__Problem__: Scan the entries below. List each line with "text".

##### Input rows

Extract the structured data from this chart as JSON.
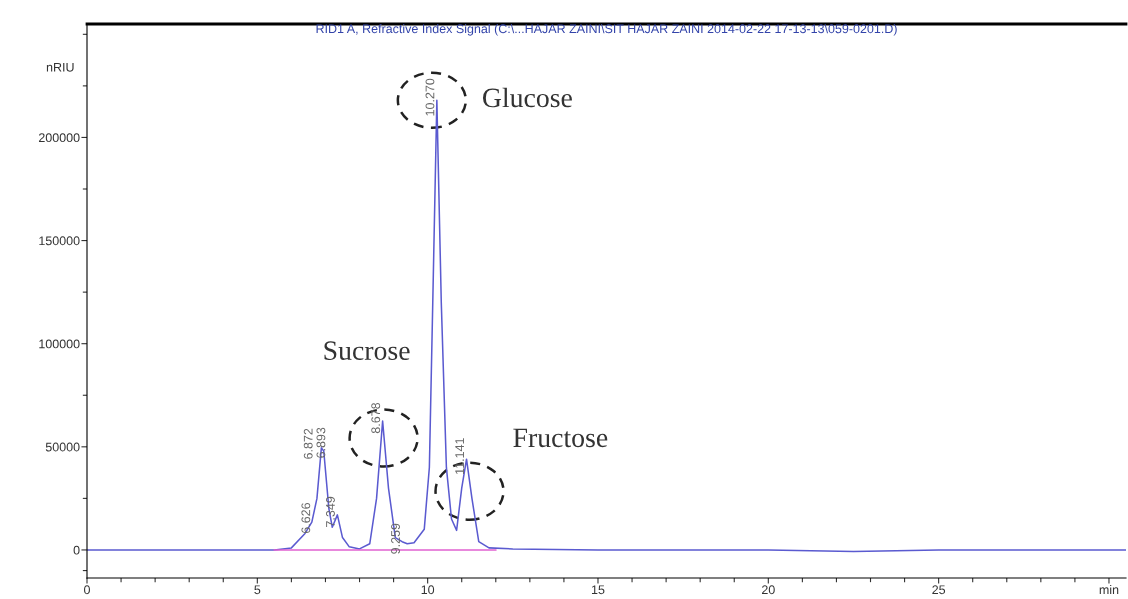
{
  "chart_data": {
    "type": "line",
    "title": "RID1 A, Refractive Index Signal (C:\\...HAJAR ZAINI\\SIT HAJAR ZAINI 2014-02-22 17-13-13\\059-0201.D)",
    "ylabel": "nRIU",
    "series": [
      {
        "color": "#5a5ad0",
        "x": [
          0,
          5.5,
          6.0,
          6.4,
          6.6,
          6.75,
          6.88,
          6.95,
          7.1,
          7.2,
          7.35,
          7.5,
          7.7,
          8.0,
          8.3,
          8.5,
          8.678,
          8.85,
          9.05,
          9.25,
          9.4,
          9.6,
          9.9,
          10.05,
          10.15,
          10.27,
          10.4,
          10.55,
          10.7,
          10.85,
          11.0,
          11.141,
          11.3,
          11.5,
          11.8,
          12.5,
          15,
          20,
          22.5,
          25,
          30.5
        ],
        "values": [
          0,
          0,
          1000,
          8000,
          13500,
          25000,
          49500,
          48000,
          20000,
          11000,
          17000,
          6000,
          1500,
          500,
          3000,
          25000,
          62500,
          30000,
          6000,
          4000,
          3000,
          3500,
          10000,
          40000,
          120000,
          218000,
          120000,
          40000,
          15000,
          9500,
          30000,
          44000,
          25000,
          4000,
          1000,
          500,
          0,
          0,
          -800,
          0,
          0
        ]
      },
      {
        "color": "#e060d0",
        "x": [
          5.5,
          12
        ],
        "values": [
          0,
          0
        ]
      }
    ],
    "annotations": [
      {
        "text": "Glucose",
        "x": 10.27,
        "y": 218000
      },
      {
        "text": "Sucrose",
        "x": 8.678,
        "y": 62500
      },
      {
        "text": "Fructose",
        "x": 11.141,
        "y": 44000
      },
      {
        "text": "6.626",
        "x": 6.626,
        "y": 14000
      },
      {
        "text": "6.872",
        "x": 6.872,
        "y": 50000
      },
      {
        "text": "6.893",
        "x": 6.893,
        "y": 50500
      },
      {
        "text": "7.349",
        "x": 7.349,
        "y": 17000
      },
      {
        "text": "8.678",
        "x": 8.678,
        "y": 62500
      },
      {
        "text": "9.259",
        "x": 9.259,
        "y": 4000
      },
      {
        "text": "10.270",
        "x": 10.27,
        "y": 218000
      },
      {
        "text": "11.141",
        "x": 11.141,
        "y": 44000
      }
    ],
    "xlim": [
      0,
      30.5
    ],
    "ylim": [
      -13600,
      255000
    ],
    "xticks": [
      0,
      {
        "value": 1,
        "label": null
      },
      {
        "value": 2,
        "label": null
      },
      {
        "value": 3,
        "label": null
      },
      {
        "value": 4,
        "label": null
      },
      5,
      {
        "value": 6,
        "label": null
      },
      {
        "value": 7,
        "label": null
      },
      {
        "value": 8,
        "label": null
      },
      {
        "value": 9,
        "label": null
      },
      10,
      {
        "value": 11,
        "label": null
      },
      {
        "value": 12,
        "label": null
      },
      {
        "value": 13,
        "label": null
      },
      {
        "value": 14,
        "label": null
      },
      15,
      {
        "value": 16,
        "label": null
      },
      {
        "value": 17,
        "label": null
      },
      {
        "value": 18,
        "label": null
      },
      {
        "value": 19,
        "label": null
      },
      20,
      {
        "value": 21,
        "label": null
      },
      {
        "value": 22,
        "label": null
      },
      {
        "value": 23,
        "label": null
      },
      {
        "value": 24,
        "label": null
      },
      25,
      {
        "value": 26,
        "label": null
      },
      {
        "value": 27,
        "label": null
      },
      {
        "value": 28,
        "label": null
      },
      {
        "value": 29,
        "label": null
      },
      {
        "value": 30,
        "label": "min"
      }
    ],
    "yticks": [
      {
        "value": -10000,
        "label": null
      },
      0,
      {
        "value": 25000,
        "label": null
      },
      50000,
      {
        "value": 75000,
        "label": null
      },
      100000,
      {
        "value": 125000,
        "label": null
      },
      150000,
      {
        "value": 175000,
        "label": null
      },
      200000,
      {
        "value": 225000,
        "label": null
      },
      {
        "value": 250000,
        "label": null
      }
    ],
    "grid": false,
    "legend": false,
    "marker": "none",
    "line_style": "solid"
  }
}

##########

__Exercise output__:
        "text": "Glucose",
        "text": "Sucrose",
        "text": "Fructose",
        "text": "6.626",
        "text": "6.872",
        "text": "6.893",
        "text": "7.349",
        "text": "8.678",
        "text": "9.259",
        "text": "10.270",
        "text": "11.141",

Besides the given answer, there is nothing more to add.